## TASK REQUIREMENTS
a – Summarize the newsgroup post in two sentences.
b – Please set down the portion of the newsgroup post that begins at the words "Do you really" and stops after the words "is a triviality.".
c – For each statement, say yes or no on whether it agrees with the newsgroup post, and quote the deciding words: (i) The writer still uses TransSkel for projects. (ii) Getting a new main loop running from an old one takes the writer about 30 minutes. (iii) The writer expects preemptive multitasking to greatly affect the writer's own life.

## EXCERPT
Path: utzoo!utgpu!watmath!att!tut.cis.ohio-state.edu!unmvax!gatech!prism!loligo!pepke
From: pepke@loligo.cc.fsu.edu (Eric Pepke)
Newsgroups: comp.sys.mac
Subject: Re: Real Multifinder
Message-ID: <258@loligo.cc.fsu.edu>
Date: 17 Aug 89 13:49:39 GMT
References: <46100321@uxe.cso.uiuc.edu> <1989Aug15.001507.14552@sj.ate.slb.com> <24626@iuvax.cs.indiana.edu> <3576@internal.Apple.COM> <1989Aug16.175351.24310@sj.ate.slb.com>
Reply-To: pepke@loligo.UUCP (Eric Pepke)
Organization: Supercomputer Computations Research Institute
Lines: 50

In article <1989Aug16.175351.24310@sj.ate.slb.com> enk@slcs.slb.com (Edan Kabatchnik) writes:
>     Granted, (parts of) UNIX should be done away with.  But, there is a
>superior form to the main event loop: callbacks (found in X and Xerox
>Artificial Intelligence Workstations from which the Macintosh developed its
>user interface.)  Instead of having to dispatch on every possible event in the
>main event loop, one establishes a hook that is automatically called when an
>event takes place.

Paul DuBois' TransSkel works a bit like this.  I used it for a couple of 
projects but then abandoned it because I prefer my way of doing cursor 
changes and menu updates.

>     So much code has been written for the Macintosh which works without
>callbacks, making it unlikely that future versions of the system will take
>advantage of callbacks.  But, if Apple could figure out a way of making both
>systems work, then future programmers would be spared a great deal of pain.

Do you really think so?  Sure, it took me a couple of weeks to figure out
how to design a main loop, but that was four years ago, and I only had
to do it once.  I had to make small changes for MultiFinder, but they had
more to do with keeping the clipboard clean than anything else.  Getting
a new main loop running from an old one now only takes me about 30 minutes
and is by far the least of my worries.  Compared to the task of designing
the interface, it is a triviality.

Having said that, I should also say that the Macintosh needs preemptive
multitasking.  It won't really affect my life very much--my Mac programs
tend to have a very similar structure to my IRIS programs--but it will
affect a lot of people.  Specifically, there are a lot of people who need
to use the Macintosh as a computer, as well as an "information appliance."

## EXCERPTED DATA

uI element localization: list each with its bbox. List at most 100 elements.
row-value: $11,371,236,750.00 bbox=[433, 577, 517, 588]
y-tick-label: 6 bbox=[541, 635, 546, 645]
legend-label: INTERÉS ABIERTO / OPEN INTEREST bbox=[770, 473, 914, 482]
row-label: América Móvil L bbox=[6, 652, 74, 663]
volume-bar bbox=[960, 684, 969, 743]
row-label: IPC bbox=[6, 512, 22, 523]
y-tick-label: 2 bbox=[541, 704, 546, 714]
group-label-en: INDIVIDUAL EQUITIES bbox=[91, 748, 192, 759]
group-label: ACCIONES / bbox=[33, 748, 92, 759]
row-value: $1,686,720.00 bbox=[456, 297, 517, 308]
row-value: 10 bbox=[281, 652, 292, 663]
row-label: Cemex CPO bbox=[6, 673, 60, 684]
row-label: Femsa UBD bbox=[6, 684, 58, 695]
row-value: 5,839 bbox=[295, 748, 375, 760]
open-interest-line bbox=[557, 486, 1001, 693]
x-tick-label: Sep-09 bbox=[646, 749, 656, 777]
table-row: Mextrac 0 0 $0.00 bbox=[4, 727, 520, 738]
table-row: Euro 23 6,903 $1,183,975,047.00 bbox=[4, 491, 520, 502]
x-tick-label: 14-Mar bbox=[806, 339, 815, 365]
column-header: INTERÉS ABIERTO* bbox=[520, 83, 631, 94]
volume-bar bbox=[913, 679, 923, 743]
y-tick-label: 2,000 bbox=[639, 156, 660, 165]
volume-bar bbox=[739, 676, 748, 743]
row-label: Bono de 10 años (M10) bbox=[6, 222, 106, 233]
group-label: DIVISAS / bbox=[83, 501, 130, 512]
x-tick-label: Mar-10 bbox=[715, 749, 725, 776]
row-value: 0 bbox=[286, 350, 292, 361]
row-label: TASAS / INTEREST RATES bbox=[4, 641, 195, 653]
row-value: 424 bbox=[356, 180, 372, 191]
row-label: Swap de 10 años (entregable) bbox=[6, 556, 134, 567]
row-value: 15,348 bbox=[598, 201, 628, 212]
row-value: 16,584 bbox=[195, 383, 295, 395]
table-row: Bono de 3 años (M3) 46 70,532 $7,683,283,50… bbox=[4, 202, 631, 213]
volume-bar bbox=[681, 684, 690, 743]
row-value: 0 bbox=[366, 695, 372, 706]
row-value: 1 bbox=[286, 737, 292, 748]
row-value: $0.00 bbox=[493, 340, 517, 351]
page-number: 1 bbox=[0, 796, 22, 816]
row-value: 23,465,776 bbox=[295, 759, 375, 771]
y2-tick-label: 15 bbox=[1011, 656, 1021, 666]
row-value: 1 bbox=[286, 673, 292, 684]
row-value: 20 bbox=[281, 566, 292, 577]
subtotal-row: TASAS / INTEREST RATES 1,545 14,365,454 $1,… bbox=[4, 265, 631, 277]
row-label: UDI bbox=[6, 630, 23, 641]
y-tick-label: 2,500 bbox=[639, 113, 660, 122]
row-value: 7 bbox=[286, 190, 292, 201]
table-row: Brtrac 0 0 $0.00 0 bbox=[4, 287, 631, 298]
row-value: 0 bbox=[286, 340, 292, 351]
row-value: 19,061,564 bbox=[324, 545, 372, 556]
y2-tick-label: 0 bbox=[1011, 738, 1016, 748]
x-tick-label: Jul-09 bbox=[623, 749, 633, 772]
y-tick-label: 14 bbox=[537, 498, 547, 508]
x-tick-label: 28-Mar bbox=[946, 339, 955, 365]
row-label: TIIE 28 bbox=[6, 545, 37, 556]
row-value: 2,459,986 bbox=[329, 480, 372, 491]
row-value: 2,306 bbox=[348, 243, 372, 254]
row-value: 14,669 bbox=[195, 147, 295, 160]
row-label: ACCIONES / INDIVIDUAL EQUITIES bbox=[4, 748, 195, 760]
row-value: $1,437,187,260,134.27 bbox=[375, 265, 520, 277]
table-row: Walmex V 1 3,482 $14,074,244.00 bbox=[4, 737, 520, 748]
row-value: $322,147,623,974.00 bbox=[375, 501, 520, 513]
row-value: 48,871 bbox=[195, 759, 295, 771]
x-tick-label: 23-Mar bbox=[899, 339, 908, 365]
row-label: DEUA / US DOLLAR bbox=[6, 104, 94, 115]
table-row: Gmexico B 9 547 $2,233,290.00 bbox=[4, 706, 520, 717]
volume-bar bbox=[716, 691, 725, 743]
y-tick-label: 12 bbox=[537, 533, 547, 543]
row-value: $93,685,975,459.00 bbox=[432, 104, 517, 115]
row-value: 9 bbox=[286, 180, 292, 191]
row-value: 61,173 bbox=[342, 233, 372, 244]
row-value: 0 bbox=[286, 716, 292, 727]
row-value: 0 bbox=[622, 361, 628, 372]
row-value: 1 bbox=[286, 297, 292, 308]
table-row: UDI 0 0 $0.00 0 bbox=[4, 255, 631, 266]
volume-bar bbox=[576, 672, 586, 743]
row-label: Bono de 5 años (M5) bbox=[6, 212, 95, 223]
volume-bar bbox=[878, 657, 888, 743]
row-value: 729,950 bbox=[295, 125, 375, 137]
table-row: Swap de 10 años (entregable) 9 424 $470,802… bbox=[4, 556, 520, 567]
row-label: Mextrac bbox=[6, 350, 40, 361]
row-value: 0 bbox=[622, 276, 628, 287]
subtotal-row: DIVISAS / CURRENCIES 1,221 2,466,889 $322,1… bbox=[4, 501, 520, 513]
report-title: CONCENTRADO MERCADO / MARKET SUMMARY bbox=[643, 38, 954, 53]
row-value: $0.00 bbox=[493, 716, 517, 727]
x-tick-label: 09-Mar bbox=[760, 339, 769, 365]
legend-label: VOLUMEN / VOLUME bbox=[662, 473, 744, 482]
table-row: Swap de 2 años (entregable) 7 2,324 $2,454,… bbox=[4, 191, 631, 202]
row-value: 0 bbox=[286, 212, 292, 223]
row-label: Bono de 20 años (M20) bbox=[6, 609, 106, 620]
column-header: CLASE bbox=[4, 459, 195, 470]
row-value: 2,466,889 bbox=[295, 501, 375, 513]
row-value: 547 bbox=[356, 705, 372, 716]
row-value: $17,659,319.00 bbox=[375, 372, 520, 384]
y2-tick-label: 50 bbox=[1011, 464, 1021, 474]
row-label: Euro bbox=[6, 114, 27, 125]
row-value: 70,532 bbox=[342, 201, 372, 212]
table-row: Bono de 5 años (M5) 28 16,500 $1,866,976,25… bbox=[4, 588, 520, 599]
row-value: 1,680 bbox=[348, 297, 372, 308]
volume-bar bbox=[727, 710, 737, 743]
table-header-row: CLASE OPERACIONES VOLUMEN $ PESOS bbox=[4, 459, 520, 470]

## LIST OF SOLUTIONS
a – The post replies to Edan Kabatchnik's claim that callbacks are a superior form to the main event loop, noting that Paul DuBois' TransSkel works a bit like this but that the writer abandoned it. The writer argues that designing a main loop was a one-time effort that is now trivial next to designing the interface, yet also states that the Macintosh needs preemptive multitasking.

b –
Do you really think so?  Sure, it took me a couple of weeks to figure out
how to design a main loop, but that was four years ago, and I only had
to do it once.  I had to make small changes for MultiFinder, but they had
more to do with keeping the clipboard clean than anything else.  Getting
a new main loop running from an old one now only takes me about 30 minutes
and is by far the least of my worries.  Compared to the task of designing
the interface, it is a triviality.

c –
(i) No: "I used it for a couple of projects but then abandoned it because I prefer my way of doing cursor changes and menu updates."
(ii) Yes: "Getting a new main loop running from an old one now only takes me about 30 minutes"
(iii) No: "It won't really affect my life very much"